* Start Material for this exercise *
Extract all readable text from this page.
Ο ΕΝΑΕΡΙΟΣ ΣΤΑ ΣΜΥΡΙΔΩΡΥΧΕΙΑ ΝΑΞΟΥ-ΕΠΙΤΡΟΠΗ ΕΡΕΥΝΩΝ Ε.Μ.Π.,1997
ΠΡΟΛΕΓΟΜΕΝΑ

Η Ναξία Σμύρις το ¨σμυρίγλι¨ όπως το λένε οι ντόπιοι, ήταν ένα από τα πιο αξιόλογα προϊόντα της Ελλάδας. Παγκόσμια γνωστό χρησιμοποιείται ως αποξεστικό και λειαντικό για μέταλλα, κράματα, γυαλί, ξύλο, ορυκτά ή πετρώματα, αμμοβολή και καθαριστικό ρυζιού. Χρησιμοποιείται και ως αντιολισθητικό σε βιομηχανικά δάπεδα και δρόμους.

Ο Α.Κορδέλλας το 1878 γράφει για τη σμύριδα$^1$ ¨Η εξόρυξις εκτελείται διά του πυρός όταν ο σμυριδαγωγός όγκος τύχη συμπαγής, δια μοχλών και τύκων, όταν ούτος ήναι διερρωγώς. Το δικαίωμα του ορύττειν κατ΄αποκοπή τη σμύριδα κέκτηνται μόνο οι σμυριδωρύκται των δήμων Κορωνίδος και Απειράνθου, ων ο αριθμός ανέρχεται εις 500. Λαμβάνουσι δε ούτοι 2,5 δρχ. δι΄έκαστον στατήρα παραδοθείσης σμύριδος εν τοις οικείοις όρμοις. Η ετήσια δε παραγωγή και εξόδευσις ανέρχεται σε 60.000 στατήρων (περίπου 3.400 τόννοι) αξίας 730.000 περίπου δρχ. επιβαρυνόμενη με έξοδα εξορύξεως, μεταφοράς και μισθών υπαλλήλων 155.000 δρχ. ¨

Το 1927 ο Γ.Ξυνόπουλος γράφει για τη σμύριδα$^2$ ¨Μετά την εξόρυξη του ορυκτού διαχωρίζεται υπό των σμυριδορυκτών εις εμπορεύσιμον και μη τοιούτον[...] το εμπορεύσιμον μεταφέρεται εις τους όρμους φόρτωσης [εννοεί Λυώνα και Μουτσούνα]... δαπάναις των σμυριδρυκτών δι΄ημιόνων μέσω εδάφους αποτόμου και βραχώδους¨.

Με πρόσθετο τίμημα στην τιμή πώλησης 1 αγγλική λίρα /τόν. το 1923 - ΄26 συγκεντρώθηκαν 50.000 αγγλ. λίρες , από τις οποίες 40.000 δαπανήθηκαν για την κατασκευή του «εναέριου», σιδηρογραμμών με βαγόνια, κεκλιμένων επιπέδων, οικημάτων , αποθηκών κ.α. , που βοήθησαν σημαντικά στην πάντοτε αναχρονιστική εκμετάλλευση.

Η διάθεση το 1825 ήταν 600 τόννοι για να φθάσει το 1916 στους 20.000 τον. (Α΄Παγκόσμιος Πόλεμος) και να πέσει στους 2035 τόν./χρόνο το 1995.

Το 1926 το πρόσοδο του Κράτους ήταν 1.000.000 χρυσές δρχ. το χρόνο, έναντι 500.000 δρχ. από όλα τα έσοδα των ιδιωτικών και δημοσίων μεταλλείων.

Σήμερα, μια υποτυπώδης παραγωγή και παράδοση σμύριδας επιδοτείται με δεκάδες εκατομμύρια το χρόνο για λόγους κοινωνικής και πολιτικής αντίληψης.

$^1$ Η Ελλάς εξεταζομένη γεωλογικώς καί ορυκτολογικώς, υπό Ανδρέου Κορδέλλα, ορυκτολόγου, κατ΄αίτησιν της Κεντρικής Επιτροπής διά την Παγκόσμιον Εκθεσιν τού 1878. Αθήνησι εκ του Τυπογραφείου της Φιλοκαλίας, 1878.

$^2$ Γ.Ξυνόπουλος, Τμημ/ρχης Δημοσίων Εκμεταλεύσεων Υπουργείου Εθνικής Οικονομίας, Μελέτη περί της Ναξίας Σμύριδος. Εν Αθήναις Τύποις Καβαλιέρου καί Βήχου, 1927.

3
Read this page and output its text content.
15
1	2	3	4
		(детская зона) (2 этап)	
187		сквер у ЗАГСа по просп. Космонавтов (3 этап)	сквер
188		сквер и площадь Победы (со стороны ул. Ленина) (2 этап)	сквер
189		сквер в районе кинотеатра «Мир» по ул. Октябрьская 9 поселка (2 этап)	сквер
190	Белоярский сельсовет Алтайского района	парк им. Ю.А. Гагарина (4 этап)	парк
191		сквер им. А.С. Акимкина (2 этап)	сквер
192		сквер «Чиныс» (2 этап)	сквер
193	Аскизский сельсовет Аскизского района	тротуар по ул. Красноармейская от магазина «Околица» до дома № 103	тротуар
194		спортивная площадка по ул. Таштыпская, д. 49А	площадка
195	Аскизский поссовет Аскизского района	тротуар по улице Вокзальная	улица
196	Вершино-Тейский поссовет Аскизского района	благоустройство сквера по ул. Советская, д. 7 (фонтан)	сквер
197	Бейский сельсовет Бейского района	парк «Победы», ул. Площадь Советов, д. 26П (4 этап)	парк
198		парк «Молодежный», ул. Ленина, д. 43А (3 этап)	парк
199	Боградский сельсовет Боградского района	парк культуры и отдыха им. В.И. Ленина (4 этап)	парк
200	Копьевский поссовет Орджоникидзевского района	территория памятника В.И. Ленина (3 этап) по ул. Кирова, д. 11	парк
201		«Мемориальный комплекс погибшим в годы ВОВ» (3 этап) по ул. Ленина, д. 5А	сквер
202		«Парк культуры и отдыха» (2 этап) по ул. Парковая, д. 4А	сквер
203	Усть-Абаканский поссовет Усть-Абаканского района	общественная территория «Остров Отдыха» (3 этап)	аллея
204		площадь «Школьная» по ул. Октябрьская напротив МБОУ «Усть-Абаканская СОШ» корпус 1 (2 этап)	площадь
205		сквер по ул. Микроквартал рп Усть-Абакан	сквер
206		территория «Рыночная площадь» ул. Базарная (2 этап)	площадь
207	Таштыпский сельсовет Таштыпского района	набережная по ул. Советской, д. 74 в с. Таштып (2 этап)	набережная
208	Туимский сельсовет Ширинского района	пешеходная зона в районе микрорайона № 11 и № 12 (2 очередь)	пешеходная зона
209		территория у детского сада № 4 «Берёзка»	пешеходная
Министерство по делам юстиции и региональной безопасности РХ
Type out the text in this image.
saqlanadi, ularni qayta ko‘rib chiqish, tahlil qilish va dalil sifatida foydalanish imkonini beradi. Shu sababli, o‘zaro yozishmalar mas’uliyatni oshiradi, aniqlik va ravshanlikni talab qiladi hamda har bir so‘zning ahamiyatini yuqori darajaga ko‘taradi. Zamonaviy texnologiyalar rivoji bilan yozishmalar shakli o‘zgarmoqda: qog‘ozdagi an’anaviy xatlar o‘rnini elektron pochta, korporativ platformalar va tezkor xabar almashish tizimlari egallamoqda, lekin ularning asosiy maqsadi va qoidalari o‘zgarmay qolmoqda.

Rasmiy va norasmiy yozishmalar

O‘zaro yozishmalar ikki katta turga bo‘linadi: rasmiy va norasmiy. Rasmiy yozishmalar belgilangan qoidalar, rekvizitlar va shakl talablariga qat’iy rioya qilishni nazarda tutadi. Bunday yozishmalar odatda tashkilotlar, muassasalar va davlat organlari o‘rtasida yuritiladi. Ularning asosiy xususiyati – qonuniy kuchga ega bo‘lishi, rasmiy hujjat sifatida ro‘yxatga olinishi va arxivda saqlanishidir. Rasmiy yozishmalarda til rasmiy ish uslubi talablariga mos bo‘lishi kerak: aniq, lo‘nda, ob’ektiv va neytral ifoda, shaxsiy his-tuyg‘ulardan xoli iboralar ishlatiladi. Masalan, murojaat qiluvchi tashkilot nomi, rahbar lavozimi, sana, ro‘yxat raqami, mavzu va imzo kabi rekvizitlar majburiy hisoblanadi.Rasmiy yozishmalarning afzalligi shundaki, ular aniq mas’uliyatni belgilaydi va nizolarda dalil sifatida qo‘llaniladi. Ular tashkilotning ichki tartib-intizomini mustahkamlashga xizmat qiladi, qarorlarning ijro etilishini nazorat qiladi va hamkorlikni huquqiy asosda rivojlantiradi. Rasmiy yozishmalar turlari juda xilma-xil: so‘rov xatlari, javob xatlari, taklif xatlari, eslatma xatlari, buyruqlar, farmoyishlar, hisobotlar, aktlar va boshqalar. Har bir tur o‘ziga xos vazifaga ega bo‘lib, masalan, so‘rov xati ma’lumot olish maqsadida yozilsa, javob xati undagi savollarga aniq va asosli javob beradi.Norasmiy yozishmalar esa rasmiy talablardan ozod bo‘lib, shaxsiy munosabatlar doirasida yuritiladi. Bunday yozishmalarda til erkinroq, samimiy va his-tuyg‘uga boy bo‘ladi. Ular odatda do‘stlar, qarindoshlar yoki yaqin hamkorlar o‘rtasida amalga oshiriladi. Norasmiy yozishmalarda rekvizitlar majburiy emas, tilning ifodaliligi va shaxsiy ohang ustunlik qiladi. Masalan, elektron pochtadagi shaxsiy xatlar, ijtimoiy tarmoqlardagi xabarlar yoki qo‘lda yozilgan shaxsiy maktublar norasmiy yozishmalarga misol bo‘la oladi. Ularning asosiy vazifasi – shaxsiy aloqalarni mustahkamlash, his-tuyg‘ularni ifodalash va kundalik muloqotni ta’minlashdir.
* End Material for this exercise *
• Problem to work on: Go through the records above, find every line with the word "χρόνο", and list those lines.

• Correct result:
Η διάθεση το 1825 ήταν 600 τόννοι για να φθάσει το 1916 στους 20.000 τον. (Α΄Παγκόσμιος Πόλεμος) και να πέσει στους 2035 τόν./χρόνο το 1995.
Το 1926 το πρόσοδο του Κράτους ήταν 1.000.000 χρυσές δρχ. το χρόνο, έναντι 500.000 δρχ. από όλα τα έσοδα των ιδιωτικών και δημοσίων μεταλλείων.
Σήμερα, μια υποτυπώδης παραγωγή και παράδοση σμύριδας επιδοτείται με δεκάδες εκατομμύρια το χρόνο για λόγους κοινωνικής και πολιτικής αντίληψης.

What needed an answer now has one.